• [Region and label listings]:
-=-=-=-=-
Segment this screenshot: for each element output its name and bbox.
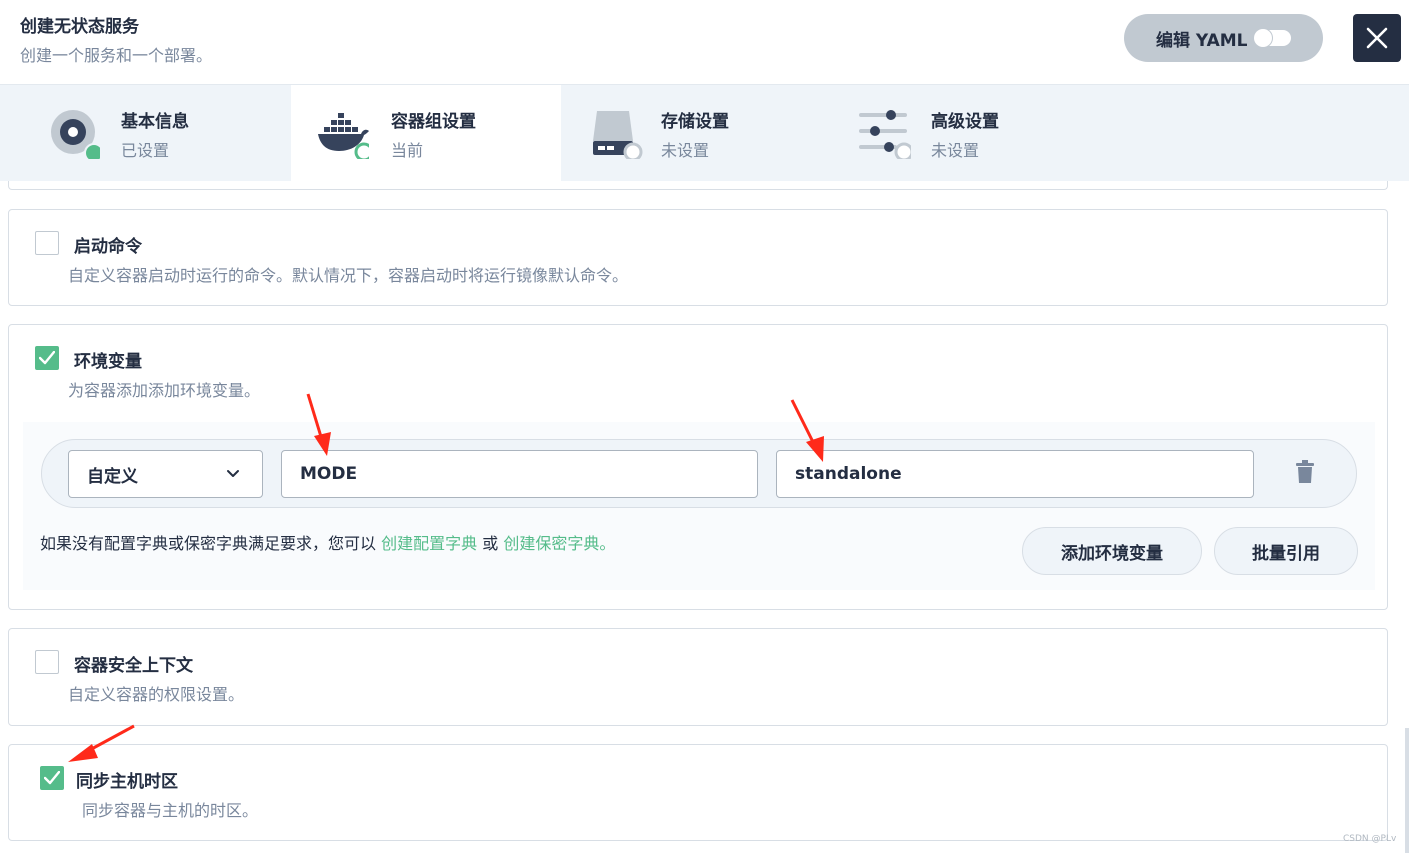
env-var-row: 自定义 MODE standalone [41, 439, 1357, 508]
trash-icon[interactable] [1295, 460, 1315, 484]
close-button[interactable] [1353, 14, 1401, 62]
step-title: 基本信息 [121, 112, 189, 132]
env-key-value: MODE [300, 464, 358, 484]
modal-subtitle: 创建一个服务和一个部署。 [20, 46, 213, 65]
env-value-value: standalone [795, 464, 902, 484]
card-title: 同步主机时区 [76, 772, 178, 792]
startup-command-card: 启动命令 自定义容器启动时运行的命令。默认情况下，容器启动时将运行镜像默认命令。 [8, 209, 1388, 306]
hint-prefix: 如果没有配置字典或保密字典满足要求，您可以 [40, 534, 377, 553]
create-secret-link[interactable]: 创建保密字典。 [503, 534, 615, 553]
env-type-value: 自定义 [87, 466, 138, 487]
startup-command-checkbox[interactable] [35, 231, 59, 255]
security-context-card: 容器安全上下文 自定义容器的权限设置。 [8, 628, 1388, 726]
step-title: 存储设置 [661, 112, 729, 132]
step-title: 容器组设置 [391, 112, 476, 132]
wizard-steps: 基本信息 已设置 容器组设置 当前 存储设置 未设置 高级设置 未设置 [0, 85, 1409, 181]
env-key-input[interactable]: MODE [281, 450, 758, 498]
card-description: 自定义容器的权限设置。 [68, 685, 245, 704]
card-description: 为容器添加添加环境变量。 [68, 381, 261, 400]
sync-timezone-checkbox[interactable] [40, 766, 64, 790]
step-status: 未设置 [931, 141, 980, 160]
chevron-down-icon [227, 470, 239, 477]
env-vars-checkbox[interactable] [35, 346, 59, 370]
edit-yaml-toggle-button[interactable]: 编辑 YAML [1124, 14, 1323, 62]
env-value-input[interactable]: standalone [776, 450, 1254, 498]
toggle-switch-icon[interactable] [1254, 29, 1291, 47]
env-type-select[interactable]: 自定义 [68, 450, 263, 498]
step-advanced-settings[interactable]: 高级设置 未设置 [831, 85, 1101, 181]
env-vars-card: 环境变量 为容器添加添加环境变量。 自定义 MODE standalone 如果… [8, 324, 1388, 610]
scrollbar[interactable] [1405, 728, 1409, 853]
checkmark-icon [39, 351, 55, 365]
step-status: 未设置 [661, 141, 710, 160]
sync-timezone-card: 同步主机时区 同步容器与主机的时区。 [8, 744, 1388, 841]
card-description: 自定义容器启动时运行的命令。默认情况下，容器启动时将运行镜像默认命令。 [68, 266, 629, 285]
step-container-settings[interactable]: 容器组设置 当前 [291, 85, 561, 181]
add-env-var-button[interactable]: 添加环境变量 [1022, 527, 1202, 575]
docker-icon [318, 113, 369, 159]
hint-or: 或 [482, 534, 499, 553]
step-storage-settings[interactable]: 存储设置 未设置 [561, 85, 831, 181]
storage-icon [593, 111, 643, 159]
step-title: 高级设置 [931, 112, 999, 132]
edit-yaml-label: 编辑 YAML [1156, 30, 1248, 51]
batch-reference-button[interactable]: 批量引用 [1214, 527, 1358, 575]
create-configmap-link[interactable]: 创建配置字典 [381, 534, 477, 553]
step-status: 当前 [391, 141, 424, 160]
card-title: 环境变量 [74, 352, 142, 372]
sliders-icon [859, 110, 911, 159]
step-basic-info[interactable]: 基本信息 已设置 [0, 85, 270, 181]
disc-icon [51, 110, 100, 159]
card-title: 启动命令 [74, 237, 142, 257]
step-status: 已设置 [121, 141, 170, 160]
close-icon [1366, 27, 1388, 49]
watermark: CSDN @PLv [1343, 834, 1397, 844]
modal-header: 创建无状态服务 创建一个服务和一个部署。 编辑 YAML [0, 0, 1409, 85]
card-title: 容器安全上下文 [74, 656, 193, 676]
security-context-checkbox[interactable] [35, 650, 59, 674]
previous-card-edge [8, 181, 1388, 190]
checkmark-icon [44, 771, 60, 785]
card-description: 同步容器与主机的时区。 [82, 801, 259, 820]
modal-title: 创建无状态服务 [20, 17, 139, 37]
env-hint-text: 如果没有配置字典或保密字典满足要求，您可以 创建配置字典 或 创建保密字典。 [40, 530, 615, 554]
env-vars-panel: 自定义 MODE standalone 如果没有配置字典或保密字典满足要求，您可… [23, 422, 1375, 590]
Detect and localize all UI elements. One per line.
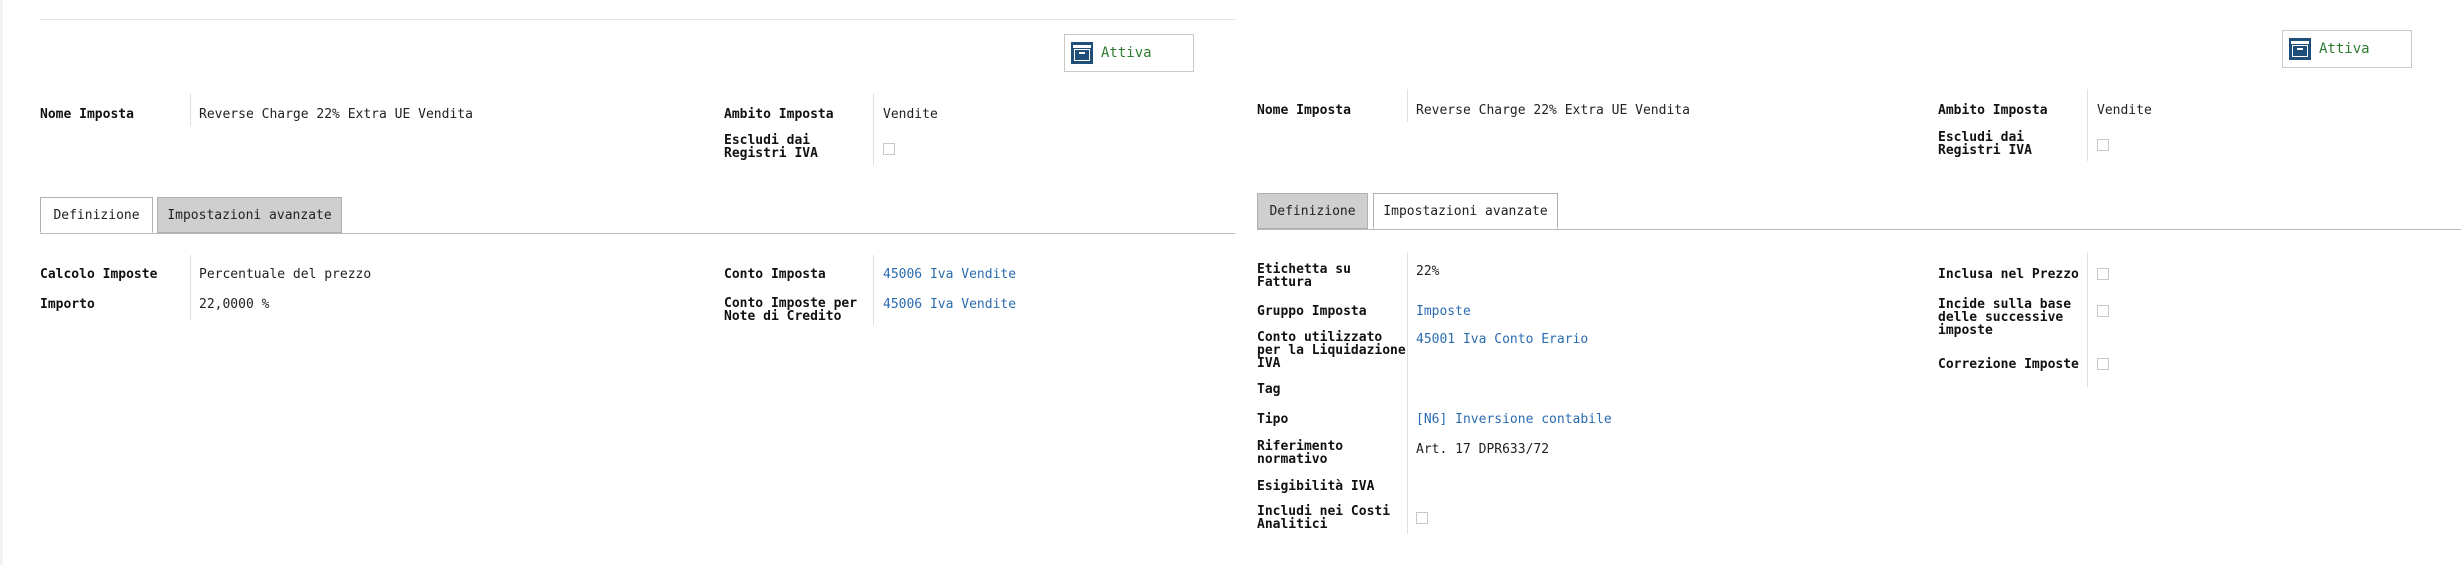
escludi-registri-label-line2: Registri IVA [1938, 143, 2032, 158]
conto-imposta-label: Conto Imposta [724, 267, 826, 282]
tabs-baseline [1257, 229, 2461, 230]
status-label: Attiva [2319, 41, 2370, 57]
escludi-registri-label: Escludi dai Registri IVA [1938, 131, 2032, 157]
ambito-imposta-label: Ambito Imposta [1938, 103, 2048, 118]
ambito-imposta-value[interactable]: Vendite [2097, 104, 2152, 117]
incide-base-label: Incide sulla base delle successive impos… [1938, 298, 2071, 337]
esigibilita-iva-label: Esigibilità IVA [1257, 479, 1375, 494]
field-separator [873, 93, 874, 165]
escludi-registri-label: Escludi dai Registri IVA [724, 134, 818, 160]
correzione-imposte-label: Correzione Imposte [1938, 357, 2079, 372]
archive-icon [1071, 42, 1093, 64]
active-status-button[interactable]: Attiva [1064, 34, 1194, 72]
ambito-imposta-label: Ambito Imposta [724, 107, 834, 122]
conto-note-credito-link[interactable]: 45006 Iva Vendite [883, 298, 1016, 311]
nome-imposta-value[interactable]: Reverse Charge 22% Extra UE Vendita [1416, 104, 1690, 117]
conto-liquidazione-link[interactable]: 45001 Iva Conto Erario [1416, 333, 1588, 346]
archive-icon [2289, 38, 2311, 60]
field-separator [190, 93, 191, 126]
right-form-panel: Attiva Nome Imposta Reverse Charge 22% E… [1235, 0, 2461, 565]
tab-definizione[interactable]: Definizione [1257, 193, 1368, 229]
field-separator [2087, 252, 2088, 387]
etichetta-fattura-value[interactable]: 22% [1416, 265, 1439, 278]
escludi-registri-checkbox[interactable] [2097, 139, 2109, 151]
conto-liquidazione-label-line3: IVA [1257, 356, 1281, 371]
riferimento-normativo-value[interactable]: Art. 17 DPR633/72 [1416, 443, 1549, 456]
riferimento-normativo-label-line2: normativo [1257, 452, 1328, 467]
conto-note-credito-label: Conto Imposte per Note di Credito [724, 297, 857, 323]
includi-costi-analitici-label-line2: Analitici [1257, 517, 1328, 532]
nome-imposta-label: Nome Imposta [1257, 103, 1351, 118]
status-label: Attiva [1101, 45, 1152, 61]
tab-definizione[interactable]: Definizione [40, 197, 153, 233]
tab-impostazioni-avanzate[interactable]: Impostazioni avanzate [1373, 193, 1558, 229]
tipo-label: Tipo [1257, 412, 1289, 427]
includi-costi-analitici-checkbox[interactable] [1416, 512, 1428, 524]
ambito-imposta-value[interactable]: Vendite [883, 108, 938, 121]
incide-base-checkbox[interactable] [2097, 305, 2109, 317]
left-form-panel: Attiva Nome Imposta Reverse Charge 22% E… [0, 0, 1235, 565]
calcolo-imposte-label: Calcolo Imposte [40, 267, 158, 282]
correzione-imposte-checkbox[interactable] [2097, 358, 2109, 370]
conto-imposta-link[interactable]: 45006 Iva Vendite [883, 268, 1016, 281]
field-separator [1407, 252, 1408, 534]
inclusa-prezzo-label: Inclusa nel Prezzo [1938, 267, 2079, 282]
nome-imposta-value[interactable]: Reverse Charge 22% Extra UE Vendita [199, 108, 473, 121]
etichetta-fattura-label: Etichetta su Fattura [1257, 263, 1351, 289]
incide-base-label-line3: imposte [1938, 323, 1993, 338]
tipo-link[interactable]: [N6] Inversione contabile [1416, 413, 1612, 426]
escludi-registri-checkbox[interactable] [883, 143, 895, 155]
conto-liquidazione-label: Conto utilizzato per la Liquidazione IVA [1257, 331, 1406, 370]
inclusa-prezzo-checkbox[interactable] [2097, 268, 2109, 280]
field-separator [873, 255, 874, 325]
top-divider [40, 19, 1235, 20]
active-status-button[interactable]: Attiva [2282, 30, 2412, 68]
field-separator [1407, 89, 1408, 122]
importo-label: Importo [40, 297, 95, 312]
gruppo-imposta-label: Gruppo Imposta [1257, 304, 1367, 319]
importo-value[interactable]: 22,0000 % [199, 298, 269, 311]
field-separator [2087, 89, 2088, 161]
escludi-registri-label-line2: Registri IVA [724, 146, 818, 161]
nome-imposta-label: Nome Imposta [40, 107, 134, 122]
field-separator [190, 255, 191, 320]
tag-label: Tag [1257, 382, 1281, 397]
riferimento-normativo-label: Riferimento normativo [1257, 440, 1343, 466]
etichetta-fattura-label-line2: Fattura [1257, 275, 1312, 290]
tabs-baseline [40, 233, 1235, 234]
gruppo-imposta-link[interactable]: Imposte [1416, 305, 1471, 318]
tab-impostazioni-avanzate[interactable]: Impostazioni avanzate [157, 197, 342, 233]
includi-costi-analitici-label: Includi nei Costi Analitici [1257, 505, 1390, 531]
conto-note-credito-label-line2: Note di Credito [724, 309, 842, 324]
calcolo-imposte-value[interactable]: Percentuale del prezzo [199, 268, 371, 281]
-=-=-=-=-
• [PROBLEM]:
Put the lines into a JSON list of strings, one string per line and no blank lines, beginning at the line that contains "env-var-row: 自定义 MODE" and stopping after the line that contains "hint-prefix: 如果没有配置字典或保密字典满足要求，您可以 [40, 534, 377, 553]". Include both of those lines.

• [RESPONSE]:
[
  "env-var-row: 自定义 MODE standalone [41, 439, 1357, 508]",
  "trash-icon[interactable] [1295, 460, 1315, 484]",
  "close-button[interactable] [1353, 14, 1401, 62]",
  "step-title: 基本信息 [121, 112, 189, 132]",
  "env-key-value: MODE [300, 464, 358, 484]",
  "modal-subtitle: 创建一个服务和一个部署。 [20, 46, 213, 65]",
  "env-value-value: standalone [795, 464, 902, 484]",
  "card-title: 同步主机时区 [76, 772, 178, 792]",
  "startup-command-card: 启动命令 自定义容器启动时运行的命令。默认情况下，容器启动时将运行镜像默认命令。 [8, 209, 1388, 306]",
  "hint-prefix: 如果没有配置字典或保密字典满足要求，您可以 [40, 534, 377, 553]"
]